## GIVEN TASK
Collect all lines containing the word "this" from the data.
---------- RECORDS FOR PROCESSING ----------
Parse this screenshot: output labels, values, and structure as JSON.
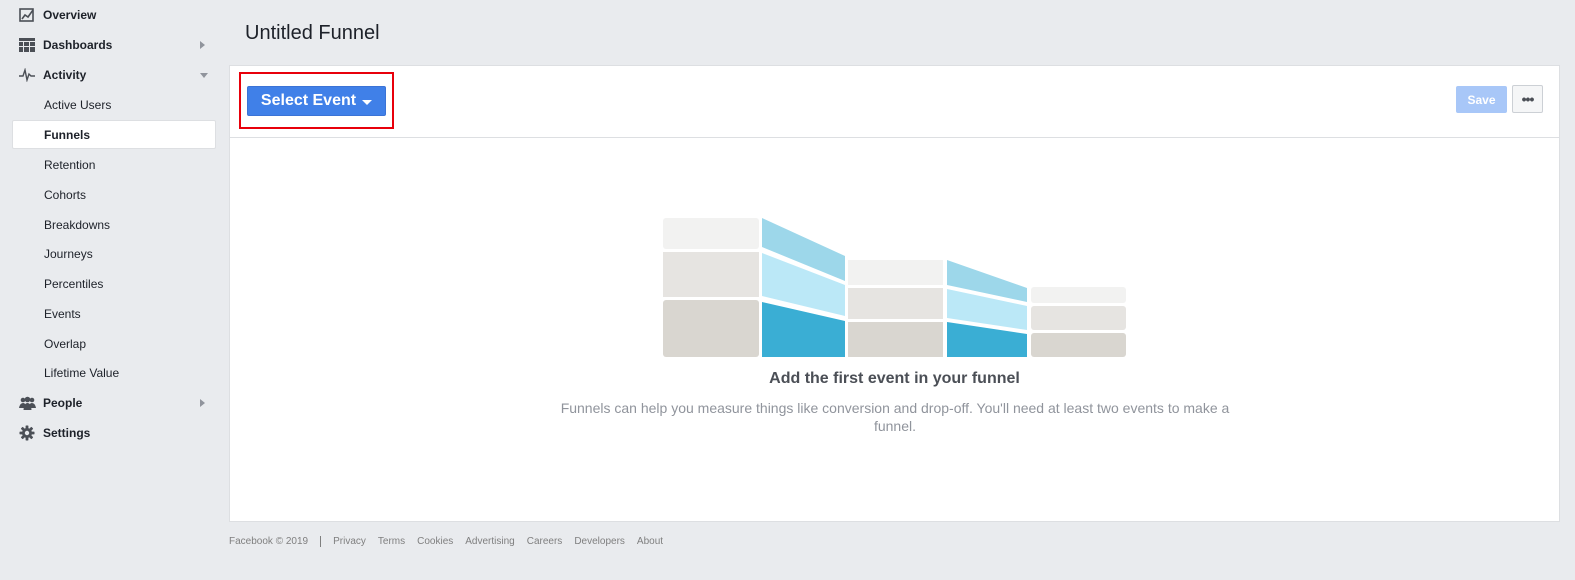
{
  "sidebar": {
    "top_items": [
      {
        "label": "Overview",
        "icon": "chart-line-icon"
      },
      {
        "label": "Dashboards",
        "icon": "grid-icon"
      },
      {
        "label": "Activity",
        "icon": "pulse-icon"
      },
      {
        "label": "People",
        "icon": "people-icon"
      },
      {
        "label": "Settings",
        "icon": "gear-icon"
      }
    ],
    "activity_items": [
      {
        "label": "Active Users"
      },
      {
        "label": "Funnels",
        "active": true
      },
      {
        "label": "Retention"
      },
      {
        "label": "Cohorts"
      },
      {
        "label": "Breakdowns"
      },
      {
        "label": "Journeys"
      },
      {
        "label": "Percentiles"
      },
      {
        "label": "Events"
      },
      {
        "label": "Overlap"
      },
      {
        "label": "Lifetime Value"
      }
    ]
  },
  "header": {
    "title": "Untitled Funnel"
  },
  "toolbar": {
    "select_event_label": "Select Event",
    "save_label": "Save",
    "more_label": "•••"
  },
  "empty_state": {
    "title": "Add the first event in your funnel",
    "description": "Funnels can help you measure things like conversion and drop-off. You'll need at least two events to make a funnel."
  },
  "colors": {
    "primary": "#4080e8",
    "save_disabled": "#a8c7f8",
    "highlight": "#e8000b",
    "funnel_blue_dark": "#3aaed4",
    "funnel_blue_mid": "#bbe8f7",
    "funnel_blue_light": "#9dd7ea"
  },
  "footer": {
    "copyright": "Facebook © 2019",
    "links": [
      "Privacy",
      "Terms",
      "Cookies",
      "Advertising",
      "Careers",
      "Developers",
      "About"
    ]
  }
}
----------
---------- RECORDS FOR PROCESSING ----------
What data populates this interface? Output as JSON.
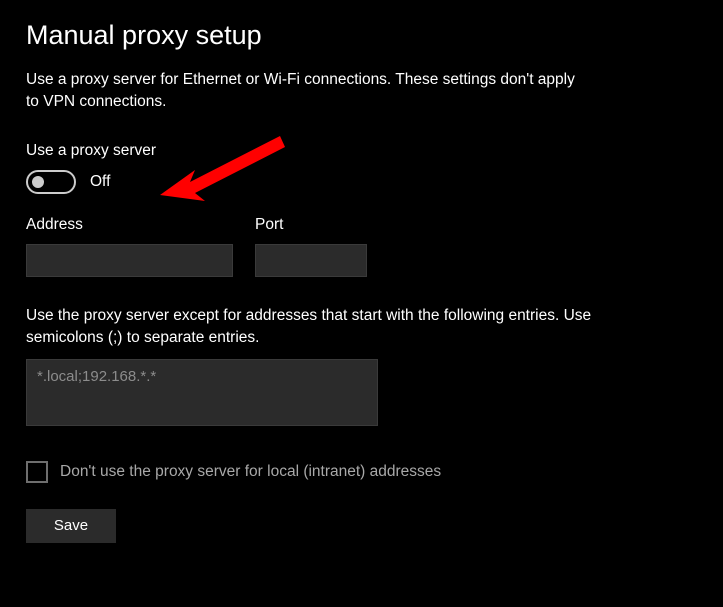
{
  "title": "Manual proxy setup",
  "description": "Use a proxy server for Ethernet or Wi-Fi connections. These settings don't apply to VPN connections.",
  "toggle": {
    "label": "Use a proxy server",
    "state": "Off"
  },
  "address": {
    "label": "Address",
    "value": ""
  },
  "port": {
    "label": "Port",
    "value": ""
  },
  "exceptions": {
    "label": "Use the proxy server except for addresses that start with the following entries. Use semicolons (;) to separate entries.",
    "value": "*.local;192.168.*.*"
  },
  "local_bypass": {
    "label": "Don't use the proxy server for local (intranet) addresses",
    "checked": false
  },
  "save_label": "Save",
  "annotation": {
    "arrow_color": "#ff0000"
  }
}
----------
## REPLY TO THE TASK
Parse this screenshot: output labels, values, and structure as JSON.
What data populates this interface? Output as JSON.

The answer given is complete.